Task brief:
Quote the records that follow in full and exactly; leave out the pictures.
[begin Records supplied]
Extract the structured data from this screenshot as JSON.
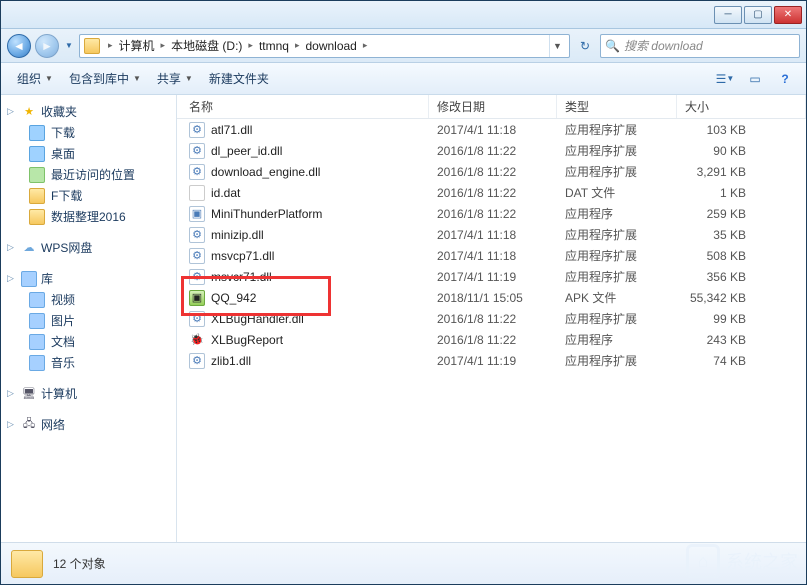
{
  "breadcrumb": [
    "计算机",
    "本地磁盘 (D:)",
    "ttmnq",
    "download"
  ],
  "search_placeholder": "搜索 download",
  "toolbar": {
    "organize": "组织",
    "include": "包含到库中",
    "share": "共享",
    "newfolder": "新建文件夹"
  },
  "columns": {
    "name": "名称",
    "date": "修改日期",
    "type": "类型",
    "size": "大小"
  },
  "nav": {
    "favorites": {
      "label": "收藏夹",
      "items": [
        "下载",
        "桌面",
        "最近访问的位置",
        "F下载",
        "数据整理2016"
      ]
    },
    "wps": {
      "label": "WPS网盘"
    },
    "libraries": {
      "label": "库",
      "items": [
        "视频",
        "图片",
        "文档",
        "音乐"
      ]
    },
    "computer": {
      "label": "计算机"
    },
    "network": {
      "label": "网络"
    }
  },
  "files": [
    {
      "name": "atl71.dll",
      "date": "2017/4/1 11:18",
      "type": "应用程序扩展",
      "size": "103 KB",
      "icon": "dll"
    },
    {
      "name": "dl_peer_id.dll",
      "date": "2016/1/8 11:22",
      "type": "应用程序扩展",
      "size": "90 KB",
      "icon": "dll"
    },
    {
      "name": "download_engine.dll",
      "date": "2016/1/8 11:22",
      "type": "应用程序扩展",
      "size": "3,291 KB",
      "icon": "dll"
    },
    {
      "name": "id.dat",
      "date": "2016/1/8 11:22",
      "type": "DAT 文件",
      "size": "1 KB",
      "icon": "dat"
    },
    {
      "name": "MiniThunderPlatform",
      "date": "2016/1/8 11:22",
      "type": "应用程序",
      "size": "259 KB",
      "icon": "exe"
    },
    {
      "name": "minizip.dll",
      "date": "2017/4/1 11:18",
      "type": "应用程序扩展",
      "size": "35 KB",
      "icon": "dll"
    },
    {
      "name": "msvcp71.dll",
      "date": "2017/4/1 11:18",
      "type": "应用程序扩展",
      "size": "508 KB",
      "icon": "dll"
    },
    {
      "name": "msvcr71.dll",
      "date": "2017/4/1 11:19",
      "type": "应用程序扩展",
      "size": "356 KB",
      "icon": "dll"
    },
    {
      "name": "QQ_942",
      "date": "2018/11/1 15:05",
      "type": "APK 文件",
      "size": "55,342 KB",
      "icon": "apk",
      "highlight": true
    },
    {
      "name": "XLBugHandler.dll",
      "date": "2016/1/8 11:22",
      "type": "应用程序扩展",
      "size": "99 KB",
      "icon": "dll"
    },
    {
      "name": "XLBugReport",
      "date": "2016/1/8 11:22",
      "type": "应用程序",
      "size": "243 KB",
      "icon": "bug"
    },
    {
      "name": "zlib1.dll",
      "date": "2017/4/1 11:19",
      "type": "应用程序扩展",
      "size": "74 KB",
      "icon": "dll"
    }
  ],
  "status": {
    "count": "12 个对象"
  },
  "watermark": "系统之家"
}
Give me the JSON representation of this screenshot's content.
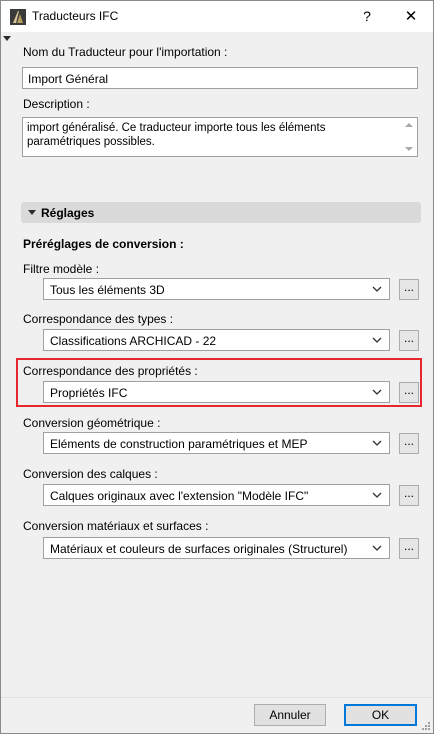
{
  "window": {
    "title": "Traducteurs IFC",
    "help_label": "?",
    "close_label": "✕"
  },
  "translator": {
    "name_label": "Nom du Traducteur pour l'importation :",
    "name_value": "Import Général",
    "description_label": "Description :",
    "description_value": "import généralisé. Ce traducteur importe tous les éléments paramétriques possibles."
  },
  "settings": {
    "section_label": "Réglages",
    "presets_label": "Préréglages de conversion :",
    "rows": [
      {
        "label": "Filtre modèle :",
        "value": "Tous les éléments 3D",
        "button": "..."
      },
      {
        "label": "Correspondance des types :",
        "value": "Classifications ARCHICAD - 22",
        "button": "..."
      },
      {
        "label": "Correspondance des propriétés :",
        "value": "Propriétés IFC",
        "button": "..."
      },
      {
        "label": "Conversion géométrique :",
        "value": "Eléments de construction paramétriques et MEP",
        "button": "..."
      },
      {
        "label": "Conversion des calques :",
        "value": "Calques originaux avec l'extension \"Modèle IFC\"",
        "button": "..."
      },
      {
        "label": "Conversion matériaux et surfaces :",
        "value": "Matériaux et couleurs de surfaces originales (Structurel)",
        "button": "..."
      }
    ]
  },
  "footer": {
    "cancel_label": "Annuler",
    "ok_label": "OK"
  },
  "colors": {
    "highlight": "#e8262d",
    "ok_border": "#0078d7"
  },
  "icons": {
    "app": "archicad-icon",
    "help": "help-icon",
    "close": "close-icon",
    "dropdown": "chevron-down-icon"
  }
}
[end Records supplied]
Solution below:
Extract the structured data from this screenshot as JSON.
{
  "breadcrumb": [
    "计算机",
    "本地磁盘 (D:)",
    "ttmnq",
    "download"
  ],
  "search_placeholder": "搜索 download",
  "toolbar": {
    "organize": "组织",
    "include": "包含到库中",
    "share": "共享",
    "newfolder": "新建文件夹"
  },
  "columns": {
    "name": "名称",
    "date": "修改日期",
    "type": "类型",
    "size": "大小"
  },
  "nav": {
    "favorites": {
      "label": "收藏夹",
      "items": [
        "下载",
        "桌面",
        "最近访问的位置",
        "F下载",
        "数据整理2016"
      ]
    },
    "wps": {
      "label": "WPS网盘"
    },
    "libraries": {
      "label": "库",
      "items": [
        "视频",
        "图片",
        "文档",
        "音乐"
      ]
    },
    "computer": {
      "label": "计算机"
    },
    "network": {
      "label": "网络"
    }
  },
  "files": [
    {
      "name": "atl71.dll",
      "date": "2017/4/1 11:18",
      "type": "应用程序扩展",
      "size": "103 KB",
      "icon": "dll"
    },
    {
      "name": "dl_peer_id.dll",
      "date": "2016/1/8 11:22",
      "type": "应用程序扩展",
      "size": "90 KB",
      "icon": "dll"
    },
    {
      "name": "download_engine.dll",
      "date": "2016/1/8 11:22",
      "type": "应用程序扩展",
      "size": "3,291 KB",
      "icon": "dll"
    },
    {
      "name": "id.dat",
      "date": "2016/1/8 11:22",
      "type": "DAT 文件",
      "size": "1 KB",
      "icon": "dat"
    },
    {
      "name": "MiniThunderPlatform",
      "date": "2016/1/8 11:22",
      "type": "应用程序",
      "size": "259 KB",
      "icon": "exe"
    },
    {
      "name": "minizip.dll",
      "date": "2017/4/1 11:18",
      "type": "应用程序扩展",
      "size": "35 KB",
      "icon": "dll"
    },
    {
      "name": "msvcp71.dll",
      "date": "2017/4/1 11:18",
      "type": "应用程序扩展",
      "size": "508 KB",
      "icon": "dll"
    },
    {
      "name": "msvcr71.dll",
      "date": "2017/4/1 11:19",
      "type": "应用程序扩展",
      "size": "356 KB",
      "icon": "dll"
    },
    {
      "name": "QQ_942",
      "date": "2018/11/1 15:05",
      "type": "APK 文件",
      "size": "55,342 KB",
      "icon": "apk",
      "highlight": true
    },
    {
      "name": "XLBugHandler.dll",
      "date": "2016/1/8 11:22",
      "type": "应用程序扩展",
      "size": "99 KB",
      "icon": "dll"
    },
    {
      "name": "XLBugReport",
      "date": "2016/1/8 11:22",
      "type": "应用程序",
      "size": "243 KB",
      "icon": "bug"
    },
    {
      "name": "zlib1.dll",
      "date": "2017/4/1 11:19",
      "type": "应用程序扩展",
      "size": "74 KB",
      "icon": "dll"
    }
  ],
  "status": {
    "count": "12 个对象"
  },
  "watermark": "系统之家"
}
Give me the JSON representation of this screenshot's content.
{
  "window": {
    "title": "Traducteurs IFC",
    "help_label": "?",
    "close_label": "✕"
  },
  "translator": {
    "name_label": "Nom du Traducteur pour l'importation :",
    "name_value": "Import Général",
    "description_label": "Description :",
    "description_value": "import généralisé. Ce traducteur importe tous les éléments paramétriques possibles."
  },
  "settings": {
    "section_label": "Réglages",
    "presets_label": "Préréglages de conversion :",
    "rows": [
      {
        "label": "Filtre modèle :",
        "value": "Tous les éléments 3D",
        "button": "..."
      },
      {
        "label": "Correspondance des types :",
        "value": "Classifications ARCHICAD - 22",
        "button": "..."
      },
      {
        "label": "Correspondance des propriétés :",
        "value": "Propriétés IFC",
        "button": "..."
      },
      {
        "label": "Conversion géométrique :",
        "value": "Eléments de construction paramétriques et MEP",
        "button": "..."
      },
      {
        "label": "Conversion des calques :",
        "value": "Calques originaux avec l'extension \"Modèle IFC\"",
        "button": "..."
      },
      {
        "label": "Conversion matériaux et surfaces :",
        "value": "Matériaux et couleurs de surfaces originales (Structurel)",
        "button": "..."
      }
    ]
  },
  "footer": {
    "cancel_label": "Annuler",
    "ok_label": "OK"
  },
  "colors": {
    "highlight": "#e8262d",
    "ok_border": "#0078d7"
  },
  "icons": {
    "app": "archicad-icon",
    "help": "help-icon",
    "close": "close-icon",
    "dropdown": "chevron-down-icon"
  }
}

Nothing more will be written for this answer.